▶ Exercise directions:
Where a line holds "SimpleBrush", copy it.

▶ Source material:
++++
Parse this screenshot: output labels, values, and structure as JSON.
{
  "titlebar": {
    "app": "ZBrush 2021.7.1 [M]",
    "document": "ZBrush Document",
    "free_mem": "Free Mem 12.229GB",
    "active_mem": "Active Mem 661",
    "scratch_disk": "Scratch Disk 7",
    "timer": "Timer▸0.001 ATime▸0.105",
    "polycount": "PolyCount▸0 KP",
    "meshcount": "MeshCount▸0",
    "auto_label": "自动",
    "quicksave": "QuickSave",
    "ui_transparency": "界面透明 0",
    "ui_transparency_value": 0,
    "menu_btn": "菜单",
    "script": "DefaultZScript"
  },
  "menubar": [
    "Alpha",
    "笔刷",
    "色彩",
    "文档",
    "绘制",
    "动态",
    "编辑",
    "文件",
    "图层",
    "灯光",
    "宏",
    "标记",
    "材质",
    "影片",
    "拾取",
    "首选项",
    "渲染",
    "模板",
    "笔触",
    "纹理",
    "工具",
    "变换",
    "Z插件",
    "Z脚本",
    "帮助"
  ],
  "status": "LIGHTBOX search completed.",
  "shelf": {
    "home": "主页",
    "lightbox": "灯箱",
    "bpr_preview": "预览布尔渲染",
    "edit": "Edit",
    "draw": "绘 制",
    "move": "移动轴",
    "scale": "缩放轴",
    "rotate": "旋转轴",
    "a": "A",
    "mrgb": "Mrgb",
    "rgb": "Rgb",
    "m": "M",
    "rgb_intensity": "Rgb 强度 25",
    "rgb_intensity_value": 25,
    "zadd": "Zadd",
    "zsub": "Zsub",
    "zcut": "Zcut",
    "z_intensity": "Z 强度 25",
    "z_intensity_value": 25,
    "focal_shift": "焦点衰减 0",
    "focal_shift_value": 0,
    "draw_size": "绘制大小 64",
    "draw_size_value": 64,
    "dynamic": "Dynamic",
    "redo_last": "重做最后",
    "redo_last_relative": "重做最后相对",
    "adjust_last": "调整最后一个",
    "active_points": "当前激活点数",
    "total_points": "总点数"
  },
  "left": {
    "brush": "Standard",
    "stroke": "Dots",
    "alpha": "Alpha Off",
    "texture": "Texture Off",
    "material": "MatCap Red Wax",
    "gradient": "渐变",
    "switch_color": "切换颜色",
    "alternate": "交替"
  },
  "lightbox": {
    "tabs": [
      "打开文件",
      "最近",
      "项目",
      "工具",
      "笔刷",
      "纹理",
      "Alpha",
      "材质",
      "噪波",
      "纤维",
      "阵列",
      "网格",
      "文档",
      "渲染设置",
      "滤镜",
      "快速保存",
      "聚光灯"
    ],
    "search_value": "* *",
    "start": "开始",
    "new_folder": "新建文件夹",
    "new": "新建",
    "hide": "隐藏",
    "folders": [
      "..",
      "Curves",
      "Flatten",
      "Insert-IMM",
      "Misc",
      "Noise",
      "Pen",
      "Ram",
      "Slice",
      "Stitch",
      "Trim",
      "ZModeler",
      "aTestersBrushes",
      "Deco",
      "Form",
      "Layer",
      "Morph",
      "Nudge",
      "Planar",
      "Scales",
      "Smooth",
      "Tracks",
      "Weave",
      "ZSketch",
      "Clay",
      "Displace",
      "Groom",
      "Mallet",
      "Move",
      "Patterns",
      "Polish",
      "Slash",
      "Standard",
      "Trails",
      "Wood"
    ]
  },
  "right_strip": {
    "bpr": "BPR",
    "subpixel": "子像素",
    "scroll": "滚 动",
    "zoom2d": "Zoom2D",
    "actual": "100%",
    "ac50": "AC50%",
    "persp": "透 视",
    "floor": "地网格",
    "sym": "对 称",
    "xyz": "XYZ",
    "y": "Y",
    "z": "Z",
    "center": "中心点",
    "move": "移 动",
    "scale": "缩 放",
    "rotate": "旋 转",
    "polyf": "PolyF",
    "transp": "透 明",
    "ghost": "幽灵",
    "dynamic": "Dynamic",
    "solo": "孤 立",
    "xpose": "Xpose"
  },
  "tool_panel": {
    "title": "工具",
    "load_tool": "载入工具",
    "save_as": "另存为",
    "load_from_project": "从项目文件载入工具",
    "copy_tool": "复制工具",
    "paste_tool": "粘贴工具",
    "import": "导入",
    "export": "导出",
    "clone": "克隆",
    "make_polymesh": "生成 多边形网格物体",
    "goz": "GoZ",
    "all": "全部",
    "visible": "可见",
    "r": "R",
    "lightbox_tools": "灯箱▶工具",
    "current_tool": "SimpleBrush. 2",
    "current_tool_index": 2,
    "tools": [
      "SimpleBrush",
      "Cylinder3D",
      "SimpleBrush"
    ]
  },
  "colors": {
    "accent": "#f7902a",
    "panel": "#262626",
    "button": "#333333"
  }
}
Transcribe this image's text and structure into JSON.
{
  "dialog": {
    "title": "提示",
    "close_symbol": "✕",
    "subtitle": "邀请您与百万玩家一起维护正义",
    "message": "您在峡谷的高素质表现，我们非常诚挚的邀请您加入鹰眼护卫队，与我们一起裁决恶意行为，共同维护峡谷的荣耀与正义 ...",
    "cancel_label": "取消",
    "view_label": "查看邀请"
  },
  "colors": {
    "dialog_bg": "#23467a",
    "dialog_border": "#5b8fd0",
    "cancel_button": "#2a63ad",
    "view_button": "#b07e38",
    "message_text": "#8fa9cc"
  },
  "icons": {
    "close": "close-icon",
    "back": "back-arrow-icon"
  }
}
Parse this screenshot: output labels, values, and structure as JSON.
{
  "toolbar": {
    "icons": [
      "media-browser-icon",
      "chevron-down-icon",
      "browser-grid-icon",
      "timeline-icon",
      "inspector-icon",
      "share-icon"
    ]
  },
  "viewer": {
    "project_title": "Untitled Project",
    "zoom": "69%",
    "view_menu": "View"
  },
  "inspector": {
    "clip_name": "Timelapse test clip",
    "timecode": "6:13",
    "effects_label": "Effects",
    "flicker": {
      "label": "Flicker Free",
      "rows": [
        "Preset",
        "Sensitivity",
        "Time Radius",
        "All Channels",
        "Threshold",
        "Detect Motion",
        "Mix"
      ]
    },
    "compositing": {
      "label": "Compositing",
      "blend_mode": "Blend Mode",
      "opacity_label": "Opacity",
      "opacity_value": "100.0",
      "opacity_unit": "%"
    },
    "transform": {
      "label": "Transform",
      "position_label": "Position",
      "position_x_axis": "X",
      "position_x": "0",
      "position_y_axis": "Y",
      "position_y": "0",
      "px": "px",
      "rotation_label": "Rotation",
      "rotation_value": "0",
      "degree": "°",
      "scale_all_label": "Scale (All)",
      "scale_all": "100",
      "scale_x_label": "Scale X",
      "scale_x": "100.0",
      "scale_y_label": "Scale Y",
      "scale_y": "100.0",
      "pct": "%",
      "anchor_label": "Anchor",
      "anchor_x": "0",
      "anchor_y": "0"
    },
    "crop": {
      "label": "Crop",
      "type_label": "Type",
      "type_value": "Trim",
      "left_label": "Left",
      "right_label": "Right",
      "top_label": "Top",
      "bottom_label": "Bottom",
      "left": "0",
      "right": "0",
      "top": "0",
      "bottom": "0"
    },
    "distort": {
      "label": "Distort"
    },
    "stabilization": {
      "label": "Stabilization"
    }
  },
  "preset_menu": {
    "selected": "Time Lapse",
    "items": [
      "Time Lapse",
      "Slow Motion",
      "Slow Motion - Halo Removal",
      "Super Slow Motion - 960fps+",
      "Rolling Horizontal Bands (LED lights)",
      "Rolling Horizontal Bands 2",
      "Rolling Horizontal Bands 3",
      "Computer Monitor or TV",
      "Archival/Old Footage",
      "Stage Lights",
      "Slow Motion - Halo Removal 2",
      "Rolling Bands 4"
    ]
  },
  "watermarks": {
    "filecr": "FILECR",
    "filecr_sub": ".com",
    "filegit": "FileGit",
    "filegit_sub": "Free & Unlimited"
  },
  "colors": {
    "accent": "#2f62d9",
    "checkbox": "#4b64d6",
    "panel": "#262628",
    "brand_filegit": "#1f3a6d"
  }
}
++++
▶ Final result:
    "current_tool": "SimpleBrush. 2",
      "SimpleBrush",
      "SimpleBrush"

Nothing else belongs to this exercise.